▶ [PROBLEM DESCRIPTION]:
Each entry below must be repeated exactly, with pictures left out.

▶ [INFORMATION SUPPLIED]:

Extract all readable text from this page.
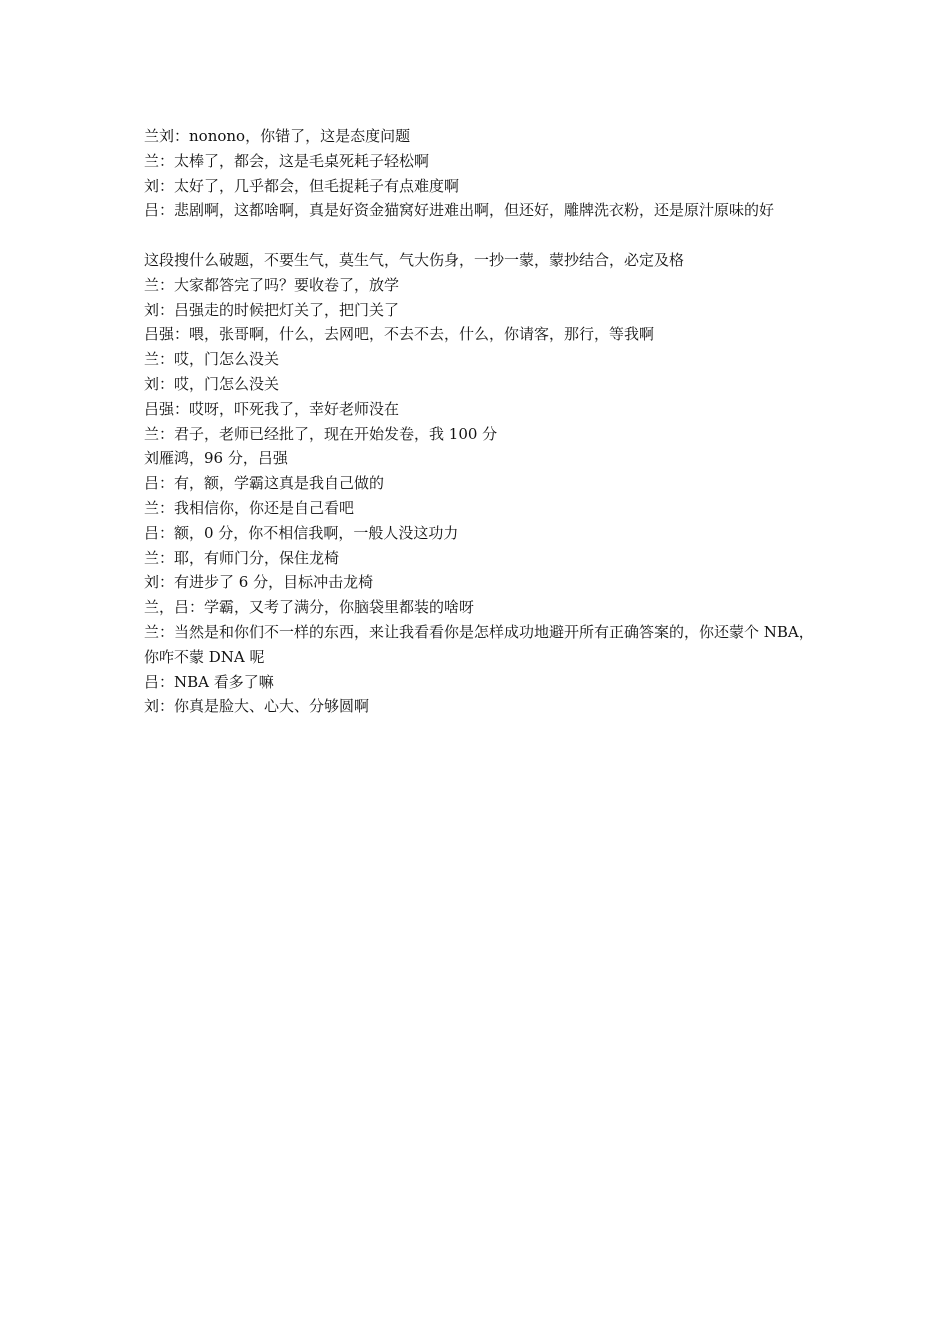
兰刘：nonono，你错了，这是态度问题

兰：太棒了，都会，这是毛桌死耗子轻松啊

刘：太好了，几乎都会，但毛捉耗子有点难度啊

吕：悲剧啊，这都啥啊，真是好资金猫窝好进难出啊，但还好，雕牌洗衣粉，还是原汁原味的好

这段搜什么破题，不要生气，莫生气，气大伤身，一抄一蒙，蒙抄结合，必定及格

兰：大家都答完了吗？要收卷了，放学

刘：吕强走的时候把灯关了，把门关了

吕强：喂，张哥啊，什么，去网吧，不去不去，什么，你请客，那行，等我啊

兰：哎，门怎么没关

刘：哎，门怎么没关

吕强：哎呀，吓死我了，幸好老师没在

兰：君子，老师已经批了，现在开始发卷，我 100 分

刘雁鸿，96 分，吕强

吕：有，额，学霸这真是我自己做的

兰：我相信你，你还是自己看吧

吕：额，0 分，你不相信我啊，一般人没这功力

兰：耶，有师门分，保住龙椅

刘：有进步了 6 分，目标冲击龙椅

兰，吕：学霸，又考了满分，你脑袋里都装的啥呀

兰：当然是和你们不一样的东西，来让我看看你是怎样成功地避开所有正确答案的，你还蒙个 NBA，你咋不蒙 DNA 呢

吕：NBA 看多了嘛

刘：你真是脸大、心大、分够圆啊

▶ [SOLUTION FOR THIS PROBLEM]:
Extract all readable text from this page.
兰刘：nonono，你错了，这是态度问题

兰：太棒了，都会，这是毛桌死耗子轻松啊

刘：太好了，几乎都会，但毛捉耗子有点难度啊

吕：悲剧啊，这都啥啊，真是好资金猫窝好进难出啊，但还好，雕牌洗衣粉，还是原汁原味的好

这段搜什么破题，不要生气，莫生气，气大伤身，一抄一蒙，蒙抄结合，必定及格

兰：大家都答完了吗？要收卷了，放学

刘：吕强走的时候把灯关了，把门关了

吕强：喂，张哥啊，什么，去网吧，不去不去，什么，你请客，那行，等我啊

兰：哎，门怎么没关

刘：哎，门怎么没关

吕强：哎呀，吓死我了，幸好老师没在

兰：君子，老师已经批了，现在开始发卷，我 100 分

刘雁鸿，96 分，吕强

吕：有，额，学霸这真是我自己做的

兰：我相信你，你还是自己看吧

吕：额，0 分，你不相信我啊，一般人没这功力

兰：耶，有师门分，保住龙椅

刘：有进步了 6 分，目标冲击龙椅

兰，吕：学霸，又考了满分，你脑袋里都装的啥呀

兰：当然是和你们不一样的东西，来让我看看你是怎样成功地避开所有正确答案的，你还蒙个 NBA，你咋不蒙 DNA 呢

吕：NBA 看多了嘛

刘：你真是脸大、心大、分够圆啊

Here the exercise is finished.